----- Entries supplied -----

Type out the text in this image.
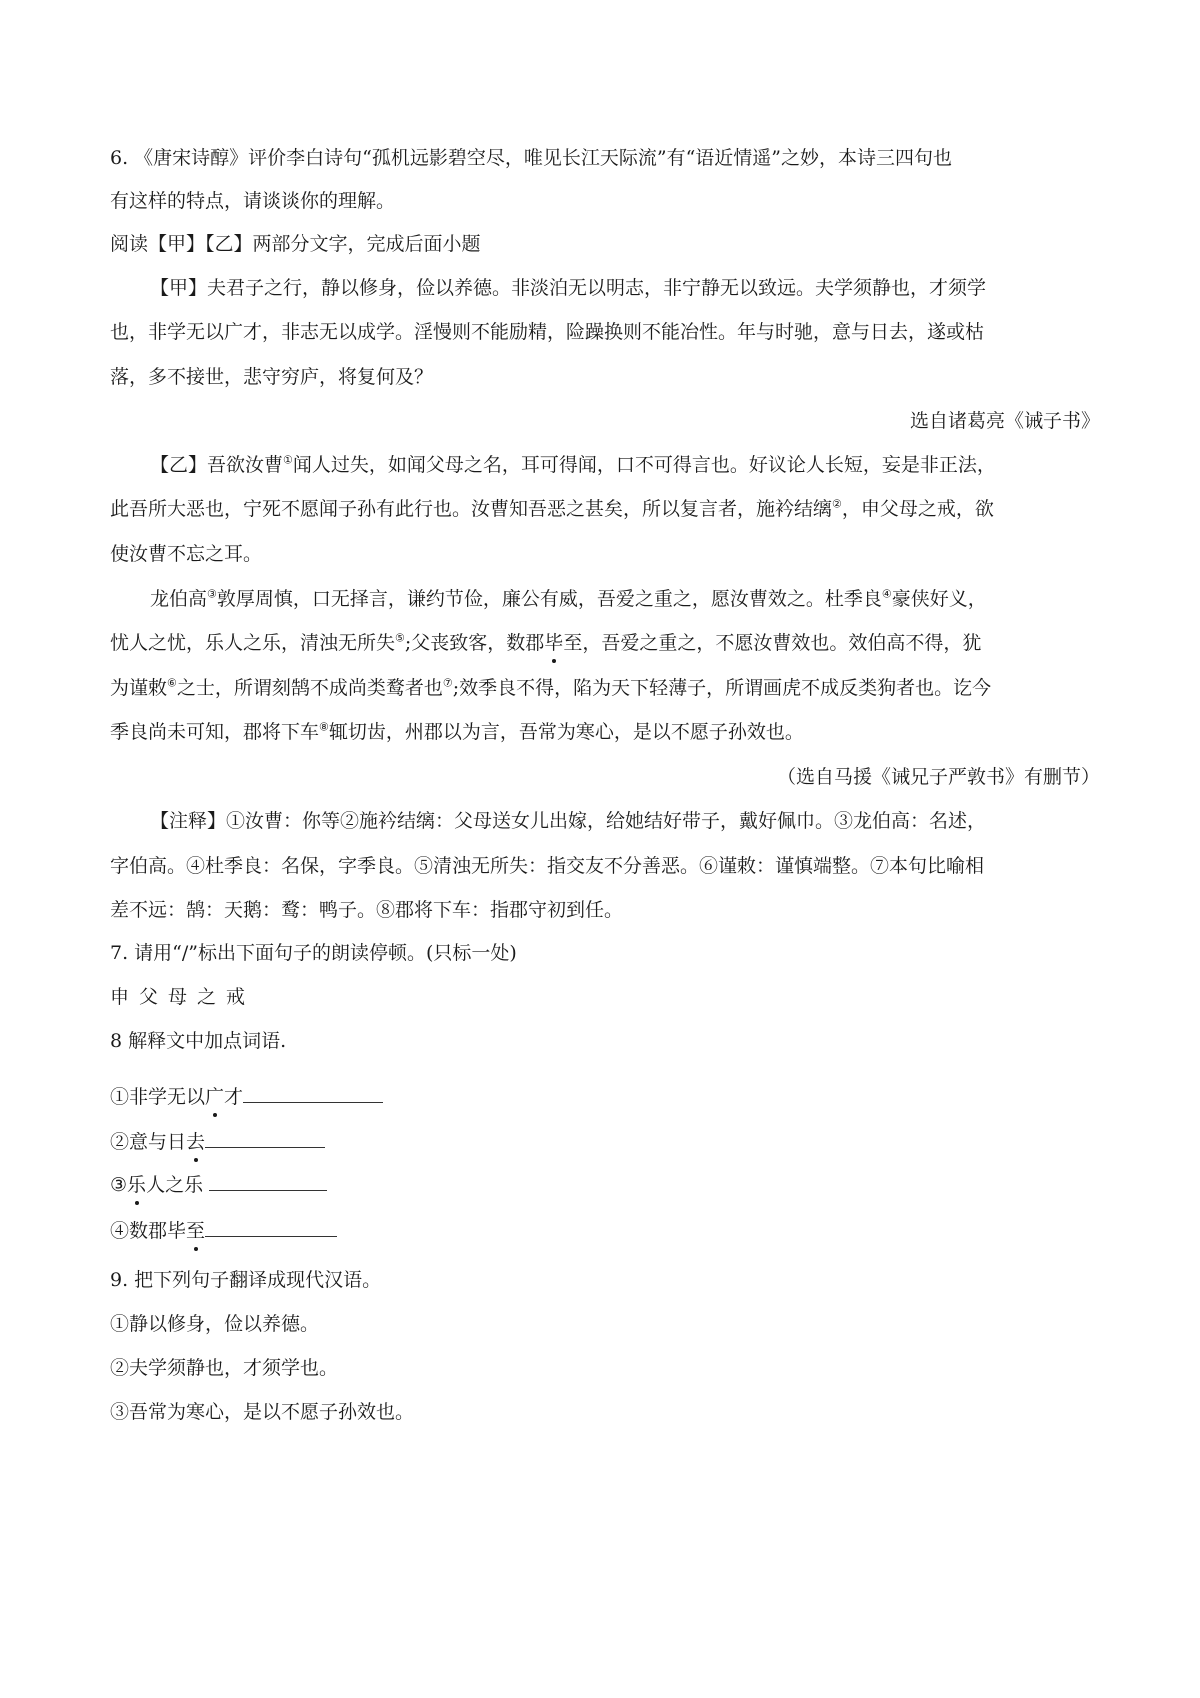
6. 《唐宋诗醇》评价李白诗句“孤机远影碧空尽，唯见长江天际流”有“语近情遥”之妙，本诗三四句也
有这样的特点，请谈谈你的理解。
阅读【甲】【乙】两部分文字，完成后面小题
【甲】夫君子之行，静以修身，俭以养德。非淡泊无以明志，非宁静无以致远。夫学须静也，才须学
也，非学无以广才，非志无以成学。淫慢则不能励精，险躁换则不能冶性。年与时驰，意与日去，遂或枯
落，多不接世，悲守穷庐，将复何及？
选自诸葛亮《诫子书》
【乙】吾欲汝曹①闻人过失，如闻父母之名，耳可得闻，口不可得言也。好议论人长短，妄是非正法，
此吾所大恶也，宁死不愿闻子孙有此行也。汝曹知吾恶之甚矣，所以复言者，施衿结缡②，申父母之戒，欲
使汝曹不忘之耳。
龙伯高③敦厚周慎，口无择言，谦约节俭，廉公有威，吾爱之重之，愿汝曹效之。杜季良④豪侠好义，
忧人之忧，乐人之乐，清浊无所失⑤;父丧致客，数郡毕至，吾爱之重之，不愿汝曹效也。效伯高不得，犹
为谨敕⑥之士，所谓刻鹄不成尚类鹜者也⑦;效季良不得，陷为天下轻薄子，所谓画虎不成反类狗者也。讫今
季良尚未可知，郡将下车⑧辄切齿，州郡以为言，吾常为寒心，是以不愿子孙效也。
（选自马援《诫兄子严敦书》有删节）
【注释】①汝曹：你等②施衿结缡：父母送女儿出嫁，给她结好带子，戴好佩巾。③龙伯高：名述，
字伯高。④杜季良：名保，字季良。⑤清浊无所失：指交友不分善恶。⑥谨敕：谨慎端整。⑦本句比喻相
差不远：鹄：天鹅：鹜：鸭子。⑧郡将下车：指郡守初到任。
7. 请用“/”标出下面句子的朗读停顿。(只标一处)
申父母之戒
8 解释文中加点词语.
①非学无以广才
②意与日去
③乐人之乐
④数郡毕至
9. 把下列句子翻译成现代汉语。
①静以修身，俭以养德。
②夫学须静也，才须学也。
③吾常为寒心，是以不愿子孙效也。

-----

:: Your instructions ::
List every line above containing the word "是以不愿子孙效也".

:: Completed exercise ::
季良尚未可知，郡将下车⑧辄切齿，州郡以为言，吾常为寒心，是以不愿子孙效也。
③吾常为寒心，是以不愿子孙效也。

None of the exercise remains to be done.